#### Problem requirements
Every line of the material below must be repeated exactly.

#### Data for this task
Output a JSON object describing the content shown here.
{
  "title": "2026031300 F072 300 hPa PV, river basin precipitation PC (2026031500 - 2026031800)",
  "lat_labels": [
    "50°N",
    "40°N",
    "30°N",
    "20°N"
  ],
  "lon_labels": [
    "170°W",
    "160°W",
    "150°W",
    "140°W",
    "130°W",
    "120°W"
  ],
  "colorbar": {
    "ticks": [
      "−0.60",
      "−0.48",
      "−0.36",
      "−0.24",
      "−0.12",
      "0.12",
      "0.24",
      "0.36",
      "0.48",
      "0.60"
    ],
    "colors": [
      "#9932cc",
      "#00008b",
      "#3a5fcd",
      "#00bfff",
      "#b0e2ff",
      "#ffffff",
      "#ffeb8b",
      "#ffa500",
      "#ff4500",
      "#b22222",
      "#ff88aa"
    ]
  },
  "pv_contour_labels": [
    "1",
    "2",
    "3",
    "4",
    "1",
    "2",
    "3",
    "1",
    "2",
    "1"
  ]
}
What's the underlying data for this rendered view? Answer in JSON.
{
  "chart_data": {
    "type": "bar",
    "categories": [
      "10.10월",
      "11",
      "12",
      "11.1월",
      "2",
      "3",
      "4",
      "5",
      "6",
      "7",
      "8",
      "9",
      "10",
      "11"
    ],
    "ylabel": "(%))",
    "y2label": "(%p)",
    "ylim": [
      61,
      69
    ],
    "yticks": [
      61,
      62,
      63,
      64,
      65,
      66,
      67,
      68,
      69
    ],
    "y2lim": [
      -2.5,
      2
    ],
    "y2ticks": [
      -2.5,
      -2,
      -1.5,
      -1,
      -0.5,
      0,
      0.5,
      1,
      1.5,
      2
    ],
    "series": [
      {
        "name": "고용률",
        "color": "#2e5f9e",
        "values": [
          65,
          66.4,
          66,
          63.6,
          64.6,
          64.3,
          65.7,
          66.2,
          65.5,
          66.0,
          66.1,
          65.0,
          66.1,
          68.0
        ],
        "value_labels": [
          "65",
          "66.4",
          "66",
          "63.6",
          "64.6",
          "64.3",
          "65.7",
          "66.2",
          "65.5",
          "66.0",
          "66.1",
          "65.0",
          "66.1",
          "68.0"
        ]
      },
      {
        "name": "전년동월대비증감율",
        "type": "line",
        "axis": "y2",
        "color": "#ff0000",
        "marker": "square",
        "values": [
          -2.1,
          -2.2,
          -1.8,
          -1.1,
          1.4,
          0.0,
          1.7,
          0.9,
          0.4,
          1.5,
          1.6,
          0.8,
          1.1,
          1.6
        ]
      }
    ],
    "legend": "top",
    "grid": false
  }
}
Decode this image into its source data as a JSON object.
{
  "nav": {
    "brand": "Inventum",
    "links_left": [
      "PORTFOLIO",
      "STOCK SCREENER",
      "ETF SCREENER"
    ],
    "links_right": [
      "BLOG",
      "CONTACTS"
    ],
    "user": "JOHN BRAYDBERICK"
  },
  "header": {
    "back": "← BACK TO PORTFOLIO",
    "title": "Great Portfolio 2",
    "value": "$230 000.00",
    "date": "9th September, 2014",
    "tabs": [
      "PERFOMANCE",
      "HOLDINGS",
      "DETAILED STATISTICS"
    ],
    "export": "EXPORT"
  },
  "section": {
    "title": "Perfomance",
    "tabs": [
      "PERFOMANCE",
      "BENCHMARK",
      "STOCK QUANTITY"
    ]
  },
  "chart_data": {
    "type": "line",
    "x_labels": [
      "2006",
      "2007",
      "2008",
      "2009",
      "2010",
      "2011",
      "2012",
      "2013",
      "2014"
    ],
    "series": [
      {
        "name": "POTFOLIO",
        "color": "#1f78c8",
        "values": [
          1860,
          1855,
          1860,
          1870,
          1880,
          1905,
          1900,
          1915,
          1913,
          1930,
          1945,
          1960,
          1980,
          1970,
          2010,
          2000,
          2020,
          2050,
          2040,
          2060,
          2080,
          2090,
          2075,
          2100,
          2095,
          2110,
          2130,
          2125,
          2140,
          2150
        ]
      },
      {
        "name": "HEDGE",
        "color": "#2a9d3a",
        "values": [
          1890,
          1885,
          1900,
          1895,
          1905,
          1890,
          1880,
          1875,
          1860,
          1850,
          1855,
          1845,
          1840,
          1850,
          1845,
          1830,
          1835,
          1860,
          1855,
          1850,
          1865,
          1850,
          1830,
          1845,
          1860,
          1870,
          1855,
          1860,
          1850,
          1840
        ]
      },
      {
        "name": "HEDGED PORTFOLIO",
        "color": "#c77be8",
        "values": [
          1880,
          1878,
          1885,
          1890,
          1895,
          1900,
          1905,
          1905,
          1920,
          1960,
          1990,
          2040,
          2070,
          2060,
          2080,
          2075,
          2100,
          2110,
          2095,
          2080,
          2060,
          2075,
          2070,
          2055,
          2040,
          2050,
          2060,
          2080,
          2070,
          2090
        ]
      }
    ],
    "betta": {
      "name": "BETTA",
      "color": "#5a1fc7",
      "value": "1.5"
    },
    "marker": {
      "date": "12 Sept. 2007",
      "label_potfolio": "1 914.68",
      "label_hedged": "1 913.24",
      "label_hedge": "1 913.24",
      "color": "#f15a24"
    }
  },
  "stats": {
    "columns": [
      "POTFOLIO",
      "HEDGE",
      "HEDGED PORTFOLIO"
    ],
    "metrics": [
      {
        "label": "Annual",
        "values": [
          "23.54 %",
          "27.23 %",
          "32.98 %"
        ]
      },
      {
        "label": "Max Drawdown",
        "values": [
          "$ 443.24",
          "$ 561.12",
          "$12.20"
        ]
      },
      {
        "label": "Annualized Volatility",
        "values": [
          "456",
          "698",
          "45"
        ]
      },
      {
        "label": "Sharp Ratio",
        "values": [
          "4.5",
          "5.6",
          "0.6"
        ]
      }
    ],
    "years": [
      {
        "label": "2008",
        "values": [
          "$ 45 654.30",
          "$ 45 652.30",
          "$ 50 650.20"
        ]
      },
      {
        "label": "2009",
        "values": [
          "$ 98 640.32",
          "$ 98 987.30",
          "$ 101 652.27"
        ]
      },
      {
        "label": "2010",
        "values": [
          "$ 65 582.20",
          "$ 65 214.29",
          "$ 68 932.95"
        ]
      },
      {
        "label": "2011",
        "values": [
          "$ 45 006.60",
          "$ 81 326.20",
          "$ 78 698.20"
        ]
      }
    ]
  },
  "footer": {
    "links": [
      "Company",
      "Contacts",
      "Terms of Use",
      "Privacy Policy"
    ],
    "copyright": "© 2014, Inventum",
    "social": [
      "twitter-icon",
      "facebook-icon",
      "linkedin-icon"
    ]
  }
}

#### Full answer
Output a JSON object describing the content shown here.
{
  "title": "2026031300 F072 300 hPa PV, river basin precipitation PC (2026031500 - 2026031800)",
  "lat_labels": [
    "50°N",
    "40°N",
    "30°N",
    "20°N"
  ],
  "lon_labels": [
    "170°W",
    "160°W",
    "150°W",
    "140°W",
    "130°W",
    "120°W"
  ],
  "colorbar": {
    "ticks": [
      "−0.60",
      "−0.48",
      "−0.36",
      "−0.24",
      "−0.12",
      "0.12",
      "0.24",
      "0.36",
      "0.48",
      "0.60"
    ],
    "colors": [
      "#9932cc",
      "#00008b",
      "#3a5fcd",
      "#00bfff",
      "#b0e2ff",
      "#ffffff",
      "#ffeb8b",
      "#ffa500",
      "#ff4500",
      "#b22222",
      "#ff88aa"
    ]
  },
  "pv_contour_labels": [
    "1",
    "2",
    "3",
    "4",
    "1",
    "2",
    "3",
    "1",
    "2",
    "1"
  ]
}
What's the underlying data for this rendered view? Answer in JSON.
{
  "chart_data": {
    "type": "bar",
    "categories": [
      "10.10월",
      "11",
      "12",
      "11.1월",
      "2",
      "3",
      "4",
      "5",
      "6",
      "7",
      "8",
      "9",
      "10",
      "11"
    ],
    "ylabel": "(%))",
    "y2label": "(%p)",
    "ylim": [
      61,
      69
    ],
    "yticks": [
      61,
      62,
      63,
      64,
      65,
      66,
      67,
      68,
      69
    ],
    "y2lim": [
      -2.5,
      2
    ],
    "y2ticks": [
      -2.5,
      -2,
      -1.5,
      -1,
      -0.5,
      0,
      0.5,
      1,
      1.5,
      2
    ],
    "series": [
      {
        "name": "고용률",
        "color": "#2e5f9e",
        "values": [
          65,
          66.4,
          66,
          63.6,
          64.6,
          64.3,
          65.7,
          66.2,
          65.5,
          66.0,
          66.1,
          65.0,
          66.1,
          68.0
        ],
        "value_labels": [
          "65",
          "66.4",
          "66",
          "63.6",
          "64.6",
          "64.3",
          "65.7",
          "66.2",
          "65.5",
          "66.0",
          "66.1",
          "65.0",
          "66.1",
          "68.0"
        ]
      },
      {
        "name": "전년동월대비증감율",
        "type": "line",
        "axis": "y2",
        "color": "#ff0000",
        "marker": "square",
        "values": [
          -2.1,
          -2.2,
          -1.8,
          -1.1,
          1.4,
          0.0,
          1.7,
          0.9,
          0.4,
          1.5,
          1.6,
          0.8,
          1.1,
          1.6
        ]
      }
    ],
    "legend": "top",
    "grid": false
  }
}
Decode this image into its source data as a JSON object.
{
  "nav": {
    "brand": "Inventum",
    "links_left": [
      "PORTFOLIO",
      "STOCK SCREENER",
      "ETF SCREENER"
    ],
    "links_right": [
      "BLOG",
      "CONTACTS"
    ],
    "user": "JOHN BRAYDBERICK"
  },
  "header": {
    "back": "← BACK TO PORTFOLIO",
    "title": "Great Portfolio 2",
    "value": "$230 000.00",
    "date": "9th September, 2014",
    "tabs": [
      "PERFOMANCE",
      "HOLDINGS",
      "DETAILED STATISTICS"
    ],
    "export": "EXPORT"
  },
  "section": {
    "title": "Perfomance",
    "tabs": [
      "PERFOMANCE",
      "BENCHMARK",
      "STOCK QUANTITY"
    ]
  },
  "chart_data": {
    "type": "line",
    "x_labels": [
      "2006",
      "2007",
      "2008",
      "2009",
      "2010",
      "2011",
      "2012",
      "2013",
      "2014"
    ],
    "series": [
      {
        "name": "POTFOLIO",
        "color": "#1f78c8",
        "values": [
          1860,
          1855,
          1860,
          1870,
          1880,
          1905,
          1900,
          1915,
          1913,
          1930,
          1945,
          1960,
          1980,
          1970,
          2010,
          2000,
          2020,
          2050,
          2040,
          2060,
          2080,
          2090,
          2075,
          2100,
          2095,
          2110,
          2130,
          2125,
          2140,
          2150
        ]
      },
      {
        "name": "HEDGE",
        "color": "#2a9d3a",
        "values": [
          1890,
          1885,
          1900,
          1895,
          1905,
          1890,
          1880,
          1875,
          1860,
          1850,
          1855,
          1845,
          1840,
          1850,
          1845,
          1830,
          1835,
          1860,
          1855,
          1850,
          1865,
          1850,
          1830,
          1845,
          1860,
          1870,
          1855,
          1860,
          1850,
          1840
        ]
      },
      {
        "name": "HEDGED PORTFOLIO",
        "color": "#c77be8",
        "values": [
          1880,
          1878,
          1885,
          1890,
          1895,
          1900,
          1905,
          1905,
          1920,
          1960,
          1990,
          2040,
          2070,
          2060,
          2080,
          2075,
          2100,
          2110,
          2095,
          2080,
          2060,
          2075,
          2070,
          2055,
          2040,
          2050,
          2060,
          2080,
          2070,
          2090
        ]
      }
    ],
    "betta": {
      "name": "BETTA",
      "color": "#5a1fc7",
      "value": "1.5"
    },
    "marker": {
      "date": "12 Sept. 2007",
      "label_potfolio": "1 914.68",
      "label_hedged": "1 913.24",
      "label_hedge": "1 913.24",
      "color": "#f15a24"
    }
  },
  "stats": {
    "columns": [
      "POTFOLIO",
      "HEDGE",
      "HEDGED PORTFOLIO"
    ],
    "metrics": [
      {
        "label": "Annual",
        "values": [
          "23.54 %",
          "27.23 %",
          "32.98 %"
        ]
      },
      {
        "label": "Max Drawdown",
        "values": [
          "$ 443.24",
          "$ 561.12",
          "$12.20"
        ]
      },
      {
        "label": "Annualized Volatility",
        "values": [
          "456",
          "698",
          "45"
        ]
      },
      {
        "label": "Sharp Ratio",
        "values": [
          "4.5",
          "5.6",
          "0.6"
        ]
      }
    ],
    "years": [
      {
        "label": "2008",
        "values": [
          "$ 45 654.30",
          "$ 45 652.30",
          "$ 50 650.20"
        ]
      },
      {
        "label": "2009",
        "values": [
          "$ 98 640.32",
          "$ 98 987.30",
          "$ 101 652.27"
        ]
      },
      {
        "label": "2010",
        "values": [
          "$ 65 582.20",
          "$ 65 214.29",
          "$ 68 932.95"
        ]
      },
      {
        "label": "2011",
        "values": [
          "$ 45 006.60",
          "$ 81 326.20",
          "$ 78 698.20"
        ]
      }
    ]
  },
  "footer": {
    "links": [
      "Company",
      "Contacts",
      "Terms of Use",
      "Privacy Policy"
    ],
    "copyright": "© 2014, Inventum",
    "social": [
      "twitter-icon",
      "facebook-icon",
      "linkedin-icon"
    ]
  }
}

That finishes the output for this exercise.